* [Aim of the task]
Print the lines of the material word for word, beginning with the line that contains "Text: GSM32860: GSM32860 [70, 210, 79, 259]" and continuing through the line that contains "Bar [158, 200, 191, 269]".

[Image layout annotations]
○ ○ ○ ○

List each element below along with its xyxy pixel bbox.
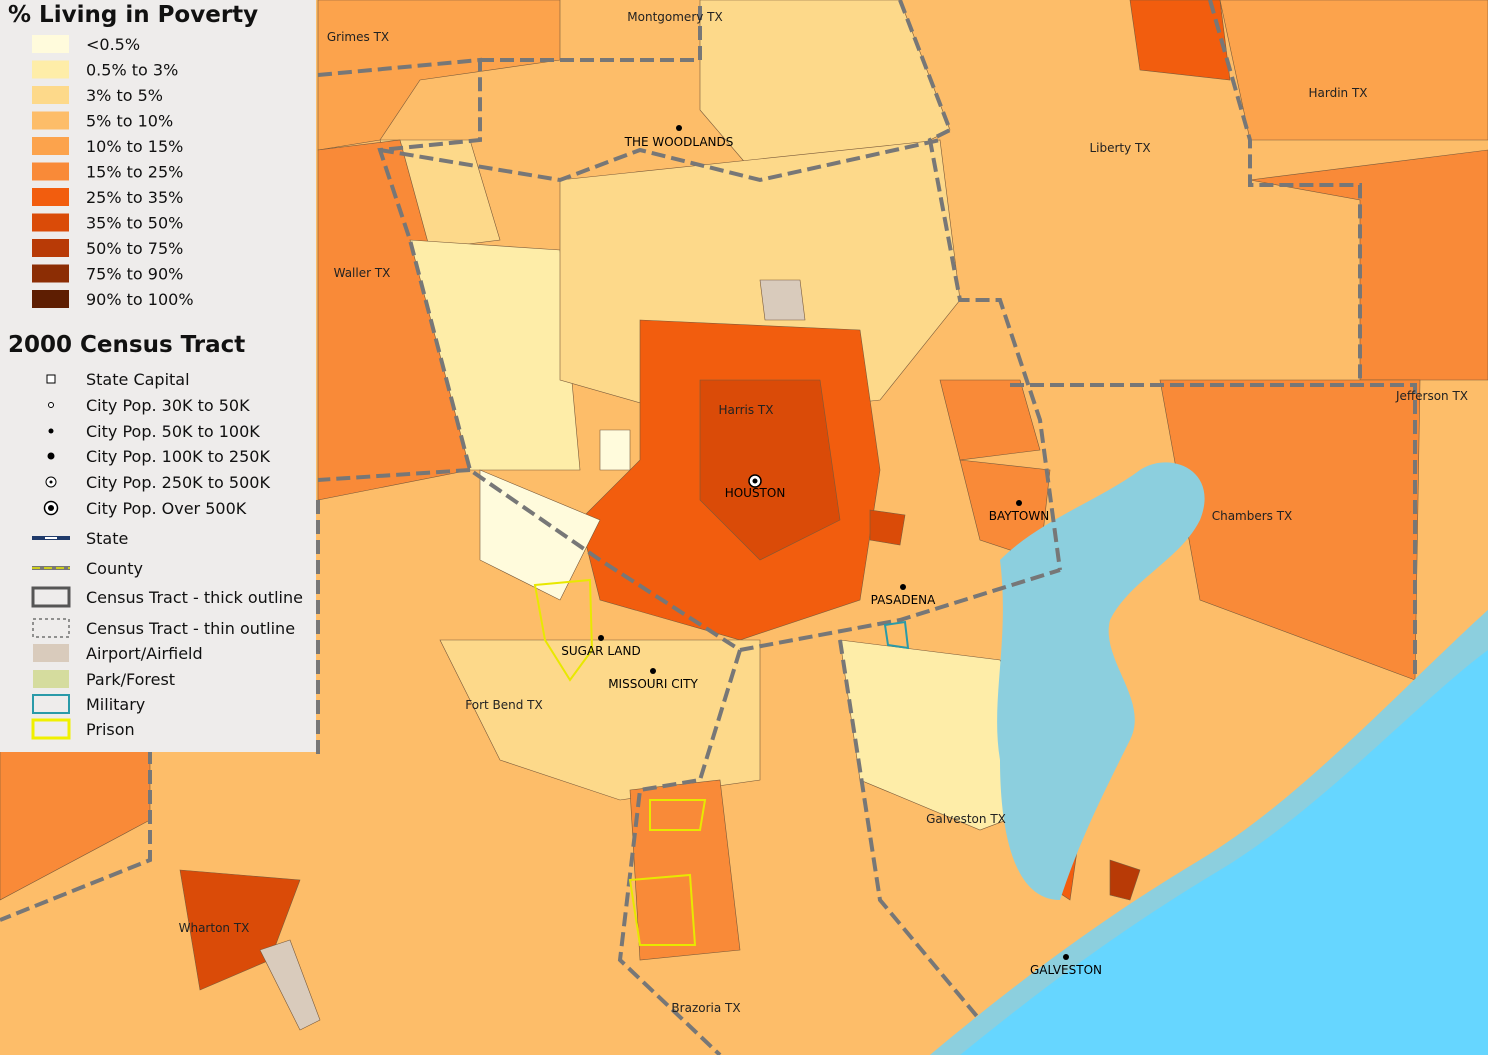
- symbol: [32, 618, 70, 638]
- symbol: [49, 480, 53, 484]
- reference-label: Airport/Airfield: [86, 644, 203, 663]
- city-label: BAYTOWN: [989, 509, 1049, 523]
- symbol: [33, 670, 69, 688]
- reference-symbol: [48, 428, 54, 434]
- reference-symbol: [32, 694, 70, 714]
- county-label: Harris TX: [719, 403, 774, 417]
- county-label: Fort Bend TX: [465, 698, 542, 712]
- reference-label: City Pop. 50K to 100K: [86, 422, 260, 441]
- reference-label: City Pop. 250K to 500K: [86, 473, 270, 492]
- legend-label: 90% to 100%: [86, 290, 194, 309]
- reference-label: City Pop. 100K to 250K: [86, 447, 270, 466]
- city-marker: [650, 668, 656, 674]
- reference-label: Park/Forest: [86, 670, 175, 689]
- city-label: THE WOODLANDS: [624, 135, 734, 149]
- city-marker: [1063, 954, 1069, 960]
- reference-label: State: [86, 529, 128, 548]
- symbol: [31, 586, 71, 608]
- legend-title: % Living in Poverty: [8, 2, 258, 28]
- reference-label: Census Tract - thick outline: [86, 588, 303, 607]
- reference-label: City Pop. Over 500K: [86, 499, 247, 518]
- legend-swatch: [32, 264, 69, 283]
- county-label: Montgomery TX: [627, 10, 722, 24]
- city-marker: [676, 125, 682, 131]
- city-label: SUGAR LAND: [561, 644, 640, 658]
- legend-label: 15% to 25%: [86, 163, 183, 182]
- county-label: Brazoria TX: [671, 1001, 740, 1015]
- reference-symbol: [43, 500, 59, 516]
- legend-panel: % Living in Poverty 2000 Census Tract <0…: [0, 0, 316, 752]
- reference-label: County: [86, 559, 143, 578]
- legend-swatch: [32, 86, 69, 104]
- reference-symbol: [48, 402, 54, 408]
- city-marker: [752, 478, 758, 484]
- symbol: [32, 694, 70, 714]
- symbol: [48, 505, 54, 511]
- reference-label: Military: [86, 695, 145, 714]
- legend-label: 75% to 90%: [86, 265, 183, 284]
- reference-symbol: [31, 586, 71, 608]
- symbol: [46, 374, 56, 384]
- county-label: Jefferson TX: [1395, 389, 1468, 403]
- reference-label: Census Tract - thin outline: [86, 619, 295, 638]
- legend-swatch: [32, 137, 69, 155]
- gulf-of-mexico: [930, 610, 1488, 1055]
- symbol: [48, 428, 54, 434]
- city-marker: [900, 584, 906, 590]
- prisons: [533, 578, 707, 946]
- nearshore: [930, 610, 1488, 1055]
- legend-swatch: [32, 213, 69, 232]
- legend-label: 50% to 75%: [86, 239, 183, 258]
- city-label: GALVESTON: [1030, 963, 1102, 977]
- legend-swatch: [32, 188, 69, 206]
- reference-label: City Pop. 30K to 50K: [86, 396, 250, 415]
- reference-symbol: [47, 452, 55, 460]
- reference-symbol: [33, 644, 69, 662]
- city-marker: [1016, 500, 1022, 506]
- city-marker: [598, 635, 604, 641]
- legend-label: 35% to 50%: [86, 214, 183, 233]
- city-label: PASADENA: [871, 593, 937, 607]
- county-label: Chambers TX: [1212, 509, 1293, 523]
- county-label: Grimes TX: [327, 30, 389, 44]
- county-lines: [0, 0, 1417, 1055]
- legend-label: 5% to 10%: [86, 112, 173, 131]
- county-label: Wharton TX: [179, 921, 250, 935]
- legend-label: 10% to 15%: [86, 137, 183, 156]
- county-label: Galveston TX: [926, 812, 1006, 826]
- legend-label: 0.5% to 3%: [86, 61, 178, 80]
- reference-label: Prison: [86, 720, 135, 739]
- county-label: Hardin TX: [1308, 86, 1367, 100]
- legend-swatch: [32, 239, 69, 257]
- tracts: [0, 0, 1488, 1031]
- reference-label: State Capital: [86, 370, 190, 389]
- legend-swatch: [32, 290, 69, 308]
- reference-symbol: [32, 618, 70, 638]
- symbol: [47, 452, 55, 460]
- reference-symbol: [46, 374, 56, 384]
- reference-title: 2000 Census Tract: [8, 332, 245, 358]
- legend-swatch: [32, 35, 69, 53]
- reference-symbol: [33, 670, 69, 688]
- legend-swatch: [32, 111, 69, 130]
- legend-label: 3% to 5%: [86, 86, 163, 105]
- city-label: MISSOURI CITY: [608, 677, 698, 691]
- legend-label: 25% to 35%: [86, 188, 183, 207]
- county-label: Liberty TX: [1089, 141, 1150, 155]
- county-label: Waller TX: [334, 266, 391, 280]
- legend-swatch: [32, 60, 69, 79]
- places: Grimes TX Montgomery TX Hardin TX Liberty T…: [179, 10, 1468, 1015]
- reference-symbol: [31, 718, 71, 740]
- legend-label: <0.5%: [86, 35, 140, 54]
- symbol: [33, 644, 69, 662]
- symbol: [48, 402, 54, 408]
- galveston-bay: [997, 462, 1205, 900]
- legend-swatch: [32, 162, 69, 181]
- military-area: [883, 620, 910, 650]
- symbol: [31, 718, 71, 740]
- city-label: HOUSTON: [725, 486, 786, 500]
- reference-symbol: [45, 476, 57, 488]
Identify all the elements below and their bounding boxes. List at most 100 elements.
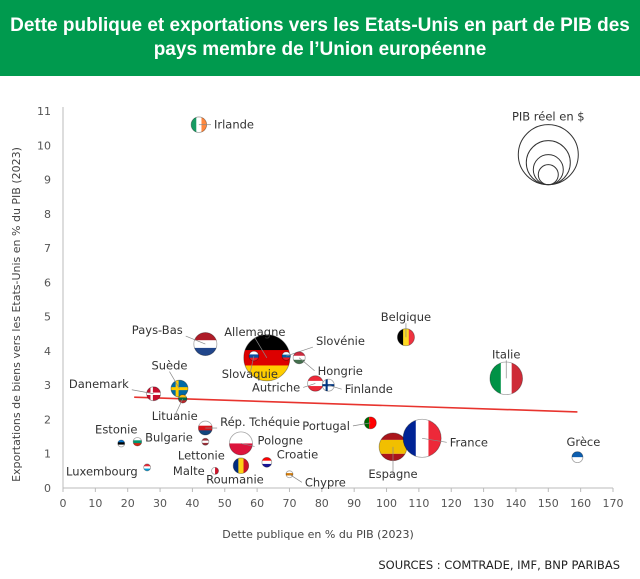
y-tick-label: 10 xyxy=(37,139,51,152)
point-label: Hongrie xyxy=(318,364,363,378)
point-label: Danemark xyxy=(69,377,129,391)
x-tick-label: 150 xyxy=(538,497,559,510)
point-label: Luxembourg xyxy=(66,464,138,478)
point-outline xyxy=(292,351,306,365)
point-outline xyxy=(117,439,126,448)
x-tick-label: 70 xyxy=(282,497,296,510)
label-connector xyxy=(169,371,180,389)
point-label: Allemagne xyxy=(224,325,285,339)
point-outline xyxy=(248,350,260,362)
point-label: Suède xyxy=(151,359,187,373)
point-label: Finlande xyxy=(345,382,393,396)
label-connector xyxy=(289,473,303,483)
point-outline xyxy=(402,418,442,458)
x-tick-label: 80 xyxy=(315,497,329,510)
point-portugal xyxy=(364,416,377,429)
scatter-chart: 0 10 20 30 40 50 60 70 80 90 100 110 120 130 140 150 160… xyxy=(10,105,624,572)
size-legend-circle xyxy=(537,164,559,186)
point-bulgarie xyxy=(133,437,142,446)
x-tick-label: 60 xyxy=(250,497,264,510)
point-label: Estonie xyxy=(95,422,137,436)
x-tick-label: 100 xyxy=(376,497,397,510)
point-malte xyxy=(211,467,219,475)
point-label: Irlande xyxy=(214,118,254,132)
point-label: Portugal xyxy=(302,419,350,433)
point-estonie xyxy=(117,439,125,447)
point-label: Pays-Bas xyxy=(132,323,183,337)
x-tick-label: 40 xyxy=(185,497,199,510)
label-connector xyxy=(328,384,342,390)
point-roumanie xyxy=(233,457,249,474)
y-tick-label: 2 xyxy=(44,413,51,426)
point-slov-nie xyxy=(281,351,291,361)
point-label: Roumanie xyxy=(206,473,264,487)
x-tick-label: 110 xyxy=(408,497,429,510)
point-label: Belgique xyxy=(381,310,431,324)
label-connector xyxy=(240,443,255,447)
y-tick-label: 3 xyxy=(44,379,51,392)
label-connector xyxy=(254,337,268,358)
point-label: Lettonie xyxy=(178,449,225,463)
point-pologne xyxy=(229,431,253,455)
label-connector xyxy=(352,422,371,427)
point-label: Pologne xyxy=(258,433,303,447)
x-tick-label: 160 xyxy=(570,497,591,510)
size-legend: PIB réel en $ xyxy=(512,110,585,186)
label-connector xyxy=(303,383,316,388)
point-gr-ce xyxy=(571,451,583,463)
point-croatie xyxy=(261,457,272,468)
x-tick-label: 130 xyxy=(473,497,494,510)
label-connector xyxy=(298,357,315,372)
label-connector xyxy=(131,389,154,395)
y-tick-label: 8 xyxy=(44,208,51,221)
x-axis-ticks: 0 10 20 30 40 50 60 70 80 90 100 110 120 130 140 150 160… xyxy=(60,488,624,510)
point-label: Malte xyxy=(173,464,205,478)
x-tick-label: 90 xyxy=(347,497,361,510)
point-outline xyxy=(261,456,273,468)
point-outline xyxy=(571,451,584,464)
chart-header: Dette publique et exportations vers les … xyxy=(0,0,640,76)
point-label: Croatie xyxy=(277,447,318,461)
point-outline xyxy=(281,351,291,361)
x-tick-label: 170 xyxy=(603,497,624,510)
x-tick-label: 140 xyxy=(505,497,526,510)
y-tick-label: 0 xyxy=(44,482,51,495)
y-tick-label: 7 xyxy=(44,242,51,255)
x-axis-title: Dette publique en % du PIB (2023) xyxy=(222,528,414,541)
point-lettonie xyxy=(201,438,209,446)
point-outline xyxy=(201,437,210,446)
point-outline xyxy=(321,378,335,392)
label-connector xyxy=(249,355,255,375)
point-outline xyxy=(178,394,188,404)
point-outline xyxy=(132,437,143,447)
y-tick-label: 6 xyxy=(44,276,51,289)
point-outline xyxy=(143,463,151,472)
label-connector xyxy=(286,346,314,357)
point-luxembourg xyxy=(143,463,151,471)
x-tick-label: 20 xyxy=(121,497,135,510)
x-tick-label: 120 xyxy=(441,497,462,510)
point-outline xyxy=(232,457,250,474)
y-axis-title: Exportations de biens vers les Etats-Uni… xyxy=(10,147,23,482)
chart-area: 0 10 20 30 40 50 60 70 80 90 100 110 120 130 140 150 160… xyxy=(0,76,640,579)
size-legend-circle xyxy=(532,154,564,186)
point-label: Grèce xyxy=(566,435,600,449)
point-label: Autriche xyxy=(252,380,300,394)
source-note: SOURCES : COMTRADE, IMF, BNP PARIBAS xyxy=(378,558,620,572)
point-label: Chypre xyxy=(305,475,346,489)
point-outline xyxy=(193,332,218,356)
label-connector xyxy=(422,437,447,443)
x-tick-label: 0 xyxy=(60,497,67,510)
trend-line xyxy=(134,396,578,413)
label-connector xyxy=(174,398,184,417)
size-legend-label: PIB réel en $ xyxy=(512,110,585,124)
point-outline xyxy=(229,431,253,456)
point-label: Italie xyxy=(492,347,520,361)
point-pays-bas xyxy=(193,332,217,356)
label-connector xyxy=(185,335,206,345)
point-outline xyxy=(285,470,294,479)
point-label: France xyxy=(450,435,488,449)
y-tick-label: 1 xyxy=(44,448,51,461)
point-outline xyxy=(211,466,219,475)
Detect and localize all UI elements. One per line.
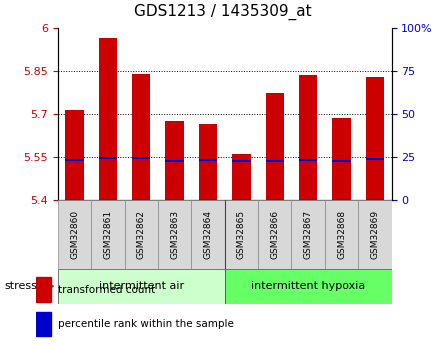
Text: GSM32860: GSM32860 [70, 210, 79, 259]
Bar [366, 77, 384, 200]
Bar [58, 269, 225, 304]
Bar [266, 93, 284, 200]
Bar [65, 159, 84, 161]
Text: GSM32869: GSM32869 [370, 210, 380, 259]
Bar [299, 75, 317, 200]
Text: intermittent air: intermittent air [99, 282, 184, 291]
Bar [266, 160, 284, 162]
Text: transformed count: transformed count [58, 285, 156, 295]
Bar [232, 154, 251, 200]
Text: GSM32866: GSM32866 [270, 210, 279, 259]
Bar [36, 277, 51, 302]
Bar [199, 159, 217, 161]
Bar [325, 200, 358, 269]
Text: GDS1213 / 1435309_at: GDS1213 / 1435309_at [134, 4, 312, 20]
Text: GSM32864: GSM32864 [203, 210, 213, 259]
Bar [366, 158, 384, 160]
Bar [58, 200, 91, 269]
Bar [158, 200, 191, 269]
Text: GSM32861: GSM32861 [103, 210, 113, 259]
Text: GSM32863: GSM32863 [170, 210, 179, 259]
Bar [125, 200, 158, 269]
Bar [332, 118, 351, 200]
Bar [199, 125, 217, 200]
Bar [99, 38, 117, 200]
Bar [225, 200, 258, 269]
Text: GSM32862: GSM32862 [137, 210, 146, 259]
Bar [232, 160, 251, 162]
Bar [299, 159, 317, 161]
Bar [99, 157, 117, 159]
Bar [166, 121, 184, 200]
Bar [225, 269, 392, 304]
Bar [358, 200, 392, 269]
Text: GSM32868: GSM32868 [337, 210, 346, 259]
Text: GSM32867: GSM32867 [303, 210, 313, 259]
Bar [36, 312, 51, 336]
Bar [258, 200, 291, 269]
Bar [132, 157, 150, 159]
Bar [132, 73, 150, 200]
Bar [291, 200, 325, 269]
Bar [91, 200, 125, 269]
Bar [166, 160, 184, 162]
Bar [65, 110, 84, 200]
Bar [191, 200, 225, 269]
Bar [332, 160, 351, 162]
Text: GSM32865: GSM32865 [237, 210, 246, 259]
Text: percentile rank within the sample: percentile rank within the sample [58, 319, 234, 329]
Text: stress: stress [4, 282, 37, 291]
Text: intermittent hypoxia: intermittent hypoxia [251, 282, 365, 291]
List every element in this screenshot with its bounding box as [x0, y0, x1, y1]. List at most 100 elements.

○ ○ ○ ○

* [Full solution]
Text: GSM32860: GSM32860 [70, 210, 79, 259]
Bar [366, 77, 384, 200]
Bar [58, 269, 225, 304]
Bar [266, 93, 284, 200]
Bar [65, 159, 84, 161]
Text: GSM32869: GSM32869 [370, 210, 380, 259]
Bar [299, 75, 317, 200]
Text: intermittent air: intermittent air [99, 282, 184, 291]
Bar [266, 160, 284, 162]
Text: transformed count: transformed count [58, 285, 156, 295]
Bar [232, 154, 251, 200]
Text: GSM32866: GSM32866 [270, 210, 279, 259]
Bar [36, 277, 51, 302]
Bar [199, 159, 217, 161]
Bar [325, 200, 358, 269]
Text: GDS1213 / 1435309_at: GDS1213 / 1435309_at [134, 4, 312, 20]
Text: GSM32864: GSM32864 [203, 210, 213, 259]
Bar [366, 158, 384, 160]
Bar [58, 200, 91, 269]
Bar [158, 200, 191, 269]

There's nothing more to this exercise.